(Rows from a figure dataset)
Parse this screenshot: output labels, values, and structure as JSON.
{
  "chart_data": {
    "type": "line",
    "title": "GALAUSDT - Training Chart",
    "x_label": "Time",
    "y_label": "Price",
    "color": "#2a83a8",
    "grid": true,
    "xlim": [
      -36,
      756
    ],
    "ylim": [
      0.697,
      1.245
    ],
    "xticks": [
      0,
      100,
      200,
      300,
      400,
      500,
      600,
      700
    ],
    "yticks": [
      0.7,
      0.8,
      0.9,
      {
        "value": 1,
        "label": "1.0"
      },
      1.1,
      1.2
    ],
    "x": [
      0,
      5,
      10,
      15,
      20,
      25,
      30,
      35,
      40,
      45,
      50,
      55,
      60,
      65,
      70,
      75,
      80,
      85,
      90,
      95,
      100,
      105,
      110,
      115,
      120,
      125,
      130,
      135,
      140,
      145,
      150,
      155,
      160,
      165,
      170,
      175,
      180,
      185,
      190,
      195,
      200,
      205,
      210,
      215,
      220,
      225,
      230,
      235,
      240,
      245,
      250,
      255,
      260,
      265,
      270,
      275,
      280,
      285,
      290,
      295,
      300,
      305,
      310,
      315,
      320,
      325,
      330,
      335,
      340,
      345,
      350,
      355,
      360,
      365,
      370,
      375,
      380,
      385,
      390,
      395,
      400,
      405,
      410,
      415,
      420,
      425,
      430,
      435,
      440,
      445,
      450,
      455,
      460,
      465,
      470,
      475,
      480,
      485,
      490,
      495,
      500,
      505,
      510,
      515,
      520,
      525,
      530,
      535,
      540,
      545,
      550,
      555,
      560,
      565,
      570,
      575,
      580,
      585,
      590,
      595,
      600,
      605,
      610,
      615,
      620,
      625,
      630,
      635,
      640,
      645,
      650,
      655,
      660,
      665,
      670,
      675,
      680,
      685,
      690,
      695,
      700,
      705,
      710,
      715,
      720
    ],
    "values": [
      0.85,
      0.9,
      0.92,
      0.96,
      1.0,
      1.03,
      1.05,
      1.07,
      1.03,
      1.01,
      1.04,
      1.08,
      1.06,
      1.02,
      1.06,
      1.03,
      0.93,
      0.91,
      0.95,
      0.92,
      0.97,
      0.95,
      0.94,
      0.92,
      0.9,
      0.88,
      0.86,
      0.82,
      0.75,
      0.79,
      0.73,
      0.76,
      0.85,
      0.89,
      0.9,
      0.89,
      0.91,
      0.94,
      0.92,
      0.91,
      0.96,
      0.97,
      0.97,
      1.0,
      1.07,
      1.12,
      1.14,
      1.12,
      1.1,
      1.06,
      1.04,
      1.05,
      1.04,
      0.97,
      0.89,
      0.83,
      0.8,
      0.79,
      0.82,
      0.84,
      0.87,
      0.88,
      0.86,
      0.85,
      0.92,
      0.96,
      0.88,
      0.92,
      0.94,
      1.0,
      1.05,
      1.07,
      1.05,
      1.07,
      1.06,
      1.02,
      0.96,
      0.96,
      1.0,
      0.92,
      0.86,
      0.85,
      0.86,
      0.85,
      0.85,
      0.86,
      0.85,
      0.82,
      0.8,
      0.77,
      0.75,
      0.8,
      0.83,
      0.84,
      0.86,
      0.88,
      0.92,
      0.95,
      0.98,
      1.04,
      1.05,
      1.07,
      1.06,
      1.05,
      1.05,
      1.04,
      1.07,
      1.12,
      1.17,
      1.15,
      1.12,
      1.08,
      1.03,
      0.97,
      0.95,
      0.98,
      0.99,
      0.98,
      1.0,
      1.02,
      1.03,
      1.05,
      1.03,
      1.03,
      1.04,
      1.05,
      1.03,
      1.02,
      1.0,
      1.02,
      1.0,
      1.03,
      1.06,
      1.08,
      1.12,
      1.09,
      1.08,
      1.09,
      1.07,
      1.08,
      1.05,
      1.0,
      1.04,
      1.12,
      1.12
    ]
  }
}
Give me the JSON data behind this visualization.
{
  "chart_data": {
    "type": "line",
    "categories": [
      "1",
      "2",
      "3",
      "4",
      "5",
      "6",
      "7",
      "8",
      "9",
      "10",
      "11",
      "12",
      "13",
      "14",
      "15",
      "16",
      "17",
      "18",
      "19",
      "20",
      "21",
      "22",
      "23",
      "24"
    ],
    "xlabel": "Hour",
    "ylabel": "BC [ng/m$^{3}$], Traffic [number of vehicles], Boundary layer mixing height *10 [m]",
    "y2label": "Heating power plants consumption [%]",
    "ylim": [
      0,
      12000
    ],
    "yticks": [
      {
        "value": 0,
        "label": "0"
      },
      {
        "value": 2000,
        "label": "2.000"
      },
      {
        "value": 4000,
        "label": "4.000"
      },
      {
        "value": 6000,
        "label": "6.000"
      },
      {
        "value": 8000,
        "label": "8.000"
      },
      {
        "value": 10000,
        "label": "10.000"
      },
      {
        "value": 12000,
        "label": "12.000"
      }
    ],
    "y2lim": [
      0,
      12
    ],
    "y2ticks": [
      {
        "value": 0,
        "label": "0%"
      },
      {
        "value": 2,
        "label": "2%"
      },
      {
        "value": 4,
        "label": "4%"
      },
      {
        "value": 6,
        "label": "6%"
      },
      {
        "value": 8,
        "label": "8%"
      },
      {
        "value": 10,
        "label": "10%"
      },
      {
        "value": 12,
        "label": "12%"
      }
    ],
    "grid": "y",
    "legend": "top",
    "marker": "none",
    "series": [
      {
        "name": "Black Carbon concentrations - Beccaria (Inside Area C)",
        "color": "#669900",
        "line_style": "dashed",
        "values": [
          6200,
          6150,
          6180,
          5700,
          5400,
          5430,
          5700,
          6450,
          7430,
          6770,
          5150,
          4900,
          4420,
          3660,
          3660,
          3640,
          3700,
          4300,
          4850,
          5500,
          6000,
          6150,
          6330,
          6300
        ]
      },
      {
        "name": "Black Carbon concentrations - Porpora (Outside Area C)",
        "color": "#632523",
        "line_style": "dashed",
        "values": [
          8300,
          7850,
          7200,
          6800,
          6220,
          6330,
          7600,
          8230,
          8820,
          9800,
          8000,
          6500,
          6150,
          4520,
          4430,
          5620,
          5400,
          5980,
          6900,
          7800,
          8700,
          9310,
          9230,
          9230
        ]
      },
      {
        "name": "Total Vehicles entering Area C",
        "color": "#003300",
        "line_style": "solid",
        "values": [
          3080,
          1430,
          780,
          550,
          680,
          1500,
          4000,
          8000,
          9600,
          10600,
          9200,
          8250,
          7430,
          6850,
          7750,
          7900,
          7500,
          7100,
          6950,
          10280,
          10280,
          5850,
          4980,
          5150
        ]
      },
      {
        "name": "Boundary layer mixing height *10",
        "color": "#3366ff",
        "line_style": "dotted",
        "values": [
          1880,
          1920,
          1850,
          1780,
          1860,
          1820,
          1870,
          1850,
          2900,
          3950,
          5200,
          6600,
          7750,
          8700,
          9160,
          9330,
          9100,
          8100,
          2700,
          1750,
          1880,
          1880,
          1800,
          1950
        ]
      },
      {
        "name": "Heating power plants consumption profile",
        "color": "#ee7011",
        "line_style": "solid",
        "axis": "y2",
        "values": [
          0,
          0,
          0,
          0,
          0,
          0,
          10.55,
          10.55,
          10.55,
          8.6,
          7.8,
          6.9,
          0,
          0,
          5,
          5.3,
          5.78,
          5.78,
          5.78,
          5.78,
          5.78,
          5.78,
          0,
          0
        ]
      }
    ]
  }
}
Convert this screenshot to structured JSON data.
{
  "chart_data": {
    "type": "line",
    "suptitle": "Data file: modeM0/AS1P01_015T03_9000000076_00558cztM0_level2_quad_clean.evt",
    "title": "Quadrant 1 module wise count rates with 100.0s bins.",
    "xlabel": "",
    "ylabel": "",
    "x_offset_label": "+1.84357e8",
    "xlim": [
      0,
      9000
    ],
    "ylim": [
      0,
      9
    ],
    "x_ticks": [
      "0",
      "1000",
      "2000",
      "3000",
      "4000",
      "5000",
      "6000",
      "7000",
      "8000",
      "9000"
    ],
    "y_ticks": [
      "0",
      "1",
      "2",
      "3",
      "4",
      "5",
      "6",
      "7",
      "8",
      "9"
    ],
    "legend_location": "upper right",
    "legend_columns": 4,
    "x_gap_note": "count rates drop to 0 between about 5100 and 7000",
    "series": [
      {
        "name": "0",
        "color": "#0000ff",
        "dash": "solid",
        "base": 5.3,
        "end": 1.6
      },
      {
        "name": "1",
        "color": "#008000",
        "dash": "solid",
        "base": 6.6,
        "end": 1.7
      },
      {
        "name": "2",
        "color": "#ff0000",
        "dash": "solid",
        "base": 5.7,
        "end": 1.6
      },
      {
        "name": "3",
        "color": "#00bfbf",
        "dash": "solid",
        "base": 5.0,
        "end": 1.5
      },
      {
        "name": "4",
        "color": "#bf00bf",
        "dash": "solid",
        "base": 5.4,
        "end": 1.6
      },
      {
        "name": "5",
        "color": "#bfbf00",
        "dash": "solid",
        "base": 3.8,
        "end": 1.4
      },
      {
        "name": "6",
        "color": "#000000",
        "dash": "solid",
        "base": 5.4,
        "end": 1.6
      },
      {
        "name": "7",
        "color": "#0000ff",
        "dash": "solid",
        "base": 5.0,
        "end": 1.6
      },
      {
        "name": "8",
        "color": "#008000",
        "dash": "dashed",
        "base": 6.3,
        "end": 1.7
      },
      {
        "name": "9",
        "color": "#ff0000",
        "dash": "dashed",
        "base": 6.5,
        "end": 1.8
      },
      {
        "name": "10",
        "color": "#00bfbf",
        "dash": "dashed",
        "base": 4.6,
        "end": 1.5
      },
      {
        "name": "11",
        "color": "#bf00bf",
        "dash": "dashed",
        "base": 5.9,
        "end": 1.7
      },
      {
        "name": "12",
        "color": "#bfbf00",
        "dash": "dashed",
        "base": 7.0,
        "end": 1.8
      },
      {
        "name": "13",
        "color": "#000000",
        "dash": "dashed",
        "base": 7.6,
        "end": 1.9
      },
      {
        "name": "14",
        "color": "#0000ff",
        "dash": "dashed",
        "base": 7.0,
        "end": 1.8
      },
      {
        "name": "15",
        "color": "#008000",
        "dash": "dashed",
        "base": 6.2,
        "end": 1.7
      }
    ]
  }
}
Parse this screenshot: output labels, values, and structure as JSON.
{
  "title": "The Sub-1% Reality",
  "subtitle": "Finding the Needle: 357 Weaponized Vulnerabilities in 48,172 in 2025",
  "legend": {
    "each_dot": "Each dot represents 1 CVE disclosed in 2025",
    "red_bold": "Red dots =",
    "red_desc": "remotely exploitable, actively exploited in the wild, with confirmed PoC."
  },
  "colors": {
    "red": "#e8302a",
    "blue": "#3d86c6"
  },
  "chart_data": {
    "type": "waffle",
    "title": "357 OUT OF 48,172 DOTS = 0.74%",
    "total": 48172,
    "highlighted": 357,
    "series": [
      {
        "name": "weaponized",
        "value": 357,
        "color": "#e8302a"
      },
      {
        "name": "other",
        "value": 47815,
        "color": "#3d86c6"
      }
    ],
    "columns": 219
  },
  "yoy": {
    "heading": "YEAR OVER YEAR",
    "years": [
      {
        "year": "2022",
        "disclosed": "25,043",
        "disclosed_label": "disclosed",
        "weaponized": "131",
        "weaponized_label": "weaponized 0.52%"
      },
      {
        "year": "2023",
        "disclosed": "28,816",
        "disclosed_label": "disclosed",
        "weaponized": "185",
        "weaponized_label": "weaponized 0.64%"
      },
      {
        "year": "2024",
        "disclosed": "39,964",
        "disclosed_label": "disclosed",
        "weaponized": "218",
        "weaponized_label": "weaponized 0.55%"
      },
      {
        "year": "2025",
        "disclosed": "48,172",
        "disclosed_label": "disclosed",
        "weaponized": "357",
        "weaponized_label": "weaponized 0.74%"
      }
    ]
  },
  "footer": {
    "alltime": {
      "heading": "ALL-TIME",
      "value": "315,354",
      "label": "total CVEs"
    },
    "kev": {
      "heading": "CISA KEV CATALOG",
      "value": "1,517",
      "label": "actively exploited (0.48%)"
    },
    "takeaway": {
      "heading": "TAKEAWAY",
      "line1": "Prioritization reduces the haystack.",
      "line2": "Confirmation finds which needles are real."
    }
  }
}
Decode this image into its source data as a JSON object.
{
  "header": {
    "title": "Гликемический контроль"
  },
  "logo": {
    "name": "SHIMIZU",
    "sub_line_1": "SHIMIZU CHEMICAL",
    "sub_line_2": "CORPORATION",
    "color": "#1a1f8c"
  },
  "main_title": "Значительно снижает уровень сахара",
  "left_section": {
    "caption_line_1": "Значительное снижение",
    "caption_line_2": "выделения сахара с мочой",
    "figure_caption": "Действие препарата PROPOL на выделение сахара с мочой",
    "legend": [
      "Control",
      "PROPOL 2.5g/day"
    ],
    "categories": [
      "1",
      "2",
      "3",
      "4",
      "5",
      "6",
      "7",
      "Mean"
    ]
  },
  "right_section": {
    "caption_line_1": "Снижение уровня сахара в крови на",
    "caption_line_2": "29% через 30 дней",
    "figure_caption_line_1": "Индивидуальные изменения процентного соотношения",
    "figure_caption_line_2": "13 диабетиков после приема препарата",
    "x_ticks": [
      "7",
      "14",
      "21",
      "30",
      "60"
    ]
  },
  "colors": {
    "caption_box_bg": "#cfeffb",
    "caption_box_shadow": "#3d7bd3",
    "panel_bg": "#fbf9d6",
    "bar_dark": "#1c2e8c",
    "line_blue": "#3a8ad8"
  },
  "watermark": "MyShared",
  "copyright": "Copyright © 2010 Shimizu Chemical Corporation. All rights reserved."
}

> _TASK TO CARRY OUT_: Above are the records; copy every line in them that holds the word "JSON".

> _FINAL ANSWER_:
Parse this screenshot: output labels, values, and structure as JSON.
Give me the JSON data behind this visualization.
Convert this screenshot to structured JSON data.
Parse this screenshot: output labels, values, and structure as JSON.
Decode this image into its source data as a JSON object.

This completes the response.